> _Records supplied_
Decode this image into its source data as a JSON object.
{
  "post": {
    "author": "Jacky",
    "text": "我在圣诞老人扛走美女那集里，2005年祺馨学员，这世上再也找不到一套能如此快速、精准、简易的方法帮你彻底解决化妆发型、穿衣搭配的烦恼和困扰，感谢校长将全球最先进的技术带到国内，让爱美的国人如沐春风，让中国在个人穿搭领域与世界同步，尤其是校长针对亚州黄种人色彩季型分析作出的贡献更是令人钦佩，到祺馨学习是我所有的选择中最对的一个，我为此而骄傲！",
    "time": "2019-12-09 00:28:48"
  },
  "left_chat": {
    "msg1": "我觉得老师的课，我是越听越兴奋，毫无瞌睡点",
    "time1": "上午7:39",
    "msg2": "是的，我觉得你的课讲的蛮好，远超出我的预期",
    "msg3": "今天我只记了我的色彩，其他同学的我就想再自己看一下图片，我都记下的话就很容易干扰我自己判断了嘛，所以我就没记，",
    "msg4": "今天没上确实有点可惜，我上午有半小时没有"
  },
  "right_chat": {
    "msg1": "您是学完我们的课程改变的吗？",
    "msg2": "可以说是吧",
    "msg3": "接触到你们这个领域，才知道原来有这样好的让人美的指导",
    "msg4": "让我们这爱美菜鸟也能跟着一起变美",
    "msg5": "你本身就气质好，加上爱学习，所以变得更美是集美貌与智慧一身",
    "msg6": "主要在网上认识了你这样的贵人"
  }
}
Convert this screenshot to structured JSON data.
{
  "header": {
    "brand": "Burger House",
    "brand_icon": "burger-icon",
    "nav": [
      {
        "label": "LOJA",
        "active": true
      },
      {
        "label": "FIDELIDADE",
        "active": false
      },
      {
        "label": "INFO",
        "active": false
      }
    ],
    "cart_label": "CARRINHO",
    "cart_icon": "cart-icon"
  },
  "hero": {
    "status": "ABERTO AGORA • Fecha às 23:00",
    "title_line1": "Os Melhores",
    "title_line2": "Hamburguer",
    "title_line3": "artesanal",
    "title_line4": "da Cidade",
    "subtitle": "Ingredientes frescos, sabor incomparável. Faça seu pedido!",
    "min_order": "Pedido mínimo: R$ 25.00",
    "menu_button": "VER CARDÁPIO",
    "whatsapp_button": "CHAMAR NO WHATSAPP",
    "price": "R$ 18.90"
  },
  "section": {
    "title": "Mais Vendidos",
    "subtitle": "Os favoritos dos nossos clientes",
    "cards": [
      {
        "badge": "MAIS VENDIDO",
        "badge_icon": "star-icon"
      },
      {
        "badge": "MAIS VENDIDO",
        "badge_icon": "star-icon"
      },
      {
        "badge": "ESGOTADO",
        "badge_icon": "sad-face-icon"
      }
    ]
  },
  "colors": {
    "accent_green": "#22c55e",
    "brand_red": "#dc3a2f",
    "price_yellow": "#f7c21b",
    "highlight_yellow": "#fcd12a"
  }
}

> _Aim_
Search the data for "this" and list every line in which it occurs.

> _Problem solution_
Decode this image into its source data as a JSON object.
Convert this screenshot to structured JSON data.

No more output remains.